## BEGIN RAW DATA

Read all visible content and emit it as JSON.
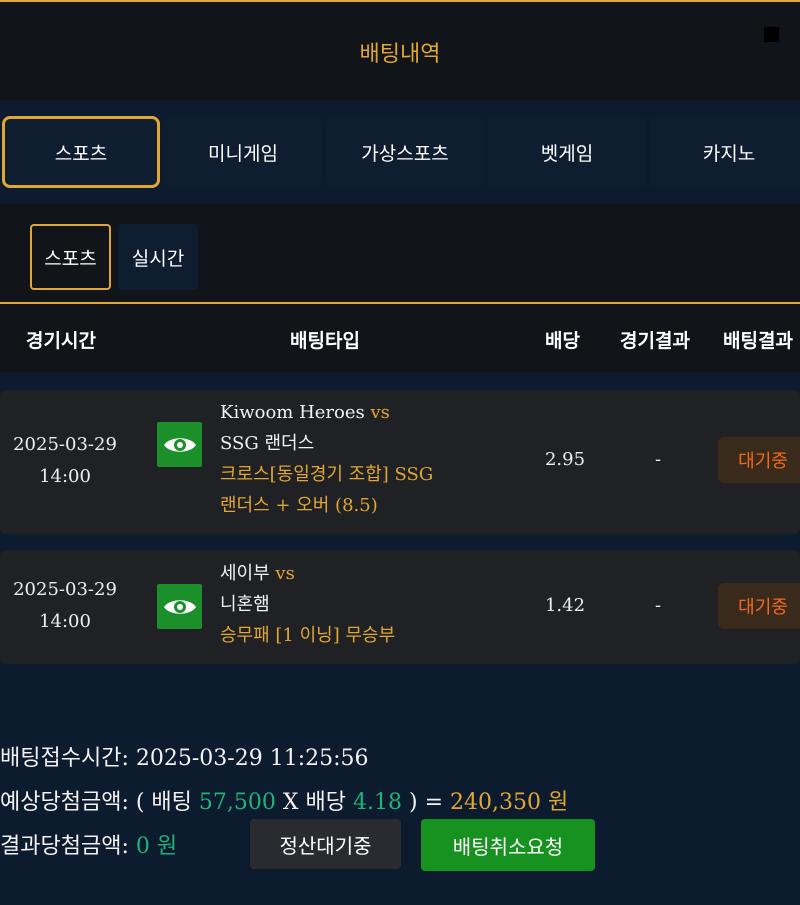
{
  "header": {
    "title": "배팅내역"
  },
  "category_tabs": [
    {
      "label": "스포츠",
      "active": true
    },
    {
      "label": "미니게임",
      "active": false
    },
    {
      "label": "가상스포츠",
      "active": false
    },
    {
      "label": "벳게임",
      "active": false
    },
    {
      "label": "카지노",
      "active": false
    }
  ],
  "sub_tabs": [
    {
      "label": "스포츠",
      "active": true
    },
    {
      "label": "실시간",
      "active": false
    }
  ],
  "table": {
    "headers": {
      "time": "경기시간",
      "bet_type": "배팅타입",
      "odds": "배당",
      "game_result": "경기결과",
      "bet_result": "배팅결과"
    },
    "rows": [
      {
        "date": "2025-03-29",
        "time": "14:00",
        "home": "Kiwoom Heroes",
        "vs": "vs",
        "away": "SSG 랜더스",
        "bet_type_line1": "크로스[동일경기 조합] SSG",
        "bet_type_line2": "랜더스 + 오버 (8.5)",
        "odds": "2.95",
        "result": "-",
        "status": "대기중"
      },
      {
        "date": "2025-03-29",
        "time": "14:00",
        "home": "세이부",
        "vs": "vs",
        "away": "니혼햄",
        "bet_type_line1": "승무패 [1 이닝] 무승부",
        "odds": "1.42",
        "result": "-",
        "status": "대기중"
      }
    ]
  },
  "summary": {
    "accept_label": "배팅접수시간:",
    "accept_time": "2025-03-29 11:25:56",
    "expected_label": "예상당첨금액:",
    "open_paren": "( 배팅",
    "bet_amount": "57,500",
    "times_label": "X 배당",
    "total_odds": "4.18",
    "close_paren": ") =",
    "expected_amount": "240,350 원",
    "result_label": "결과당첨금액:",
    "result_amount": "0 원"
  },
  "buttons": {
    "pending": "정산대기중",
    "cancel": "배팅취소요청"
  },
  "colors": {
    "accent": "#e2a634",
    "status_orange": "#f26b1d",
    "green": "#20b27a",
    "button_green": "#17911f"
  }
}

## END RAW DATA
## BEGIN RAW DATA

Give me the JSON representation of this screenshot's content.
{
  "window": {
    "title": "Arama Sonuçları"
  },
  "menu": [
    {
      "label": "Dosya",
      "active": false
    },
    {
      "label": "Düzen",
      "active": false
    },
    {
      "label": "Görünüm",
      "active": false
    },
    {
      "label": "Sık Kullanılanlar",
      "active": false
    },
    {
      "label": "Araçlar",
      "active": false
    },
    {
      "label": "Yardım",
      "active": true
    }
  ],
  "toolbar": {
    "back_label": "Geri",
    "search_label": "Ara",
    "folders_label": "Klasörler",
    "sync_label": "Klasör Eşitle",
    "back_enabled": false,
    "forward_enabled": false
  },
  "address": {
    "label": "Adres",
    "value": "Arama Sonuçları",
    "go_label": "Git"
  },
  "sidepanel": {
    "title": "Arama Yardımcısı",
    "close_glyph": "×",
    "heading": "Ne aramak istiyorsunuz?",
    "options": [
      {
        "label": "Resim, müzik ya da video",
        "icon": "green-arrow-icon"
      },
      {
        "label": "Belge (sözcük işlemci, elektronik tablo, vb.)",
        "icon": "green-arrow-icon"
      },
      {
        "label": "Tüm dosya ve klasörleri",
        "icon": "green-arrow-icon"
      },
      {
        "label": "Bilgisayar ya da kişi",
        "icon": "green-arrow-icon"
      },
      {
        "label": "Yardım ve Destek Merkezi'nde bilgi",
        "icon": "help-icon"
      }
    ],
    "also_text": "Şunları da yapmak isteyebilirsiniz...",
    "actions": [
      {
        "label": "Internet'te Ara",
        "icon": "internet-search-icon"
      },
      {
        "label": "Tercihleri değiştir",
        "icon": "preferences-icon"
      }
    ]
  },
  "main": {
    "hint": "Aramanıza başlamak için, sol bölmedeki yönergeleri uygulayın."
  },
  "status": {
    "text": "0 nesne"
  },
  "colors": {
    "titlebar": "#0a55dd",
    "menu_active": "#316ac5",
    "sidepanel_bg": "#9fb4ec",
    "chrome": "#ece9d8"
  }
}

## END RAW DATA

From the records given above, copy all lines containing "content".

Read all visible content and emit it as JSON.
Give me the JSON representation of this screenshot's content.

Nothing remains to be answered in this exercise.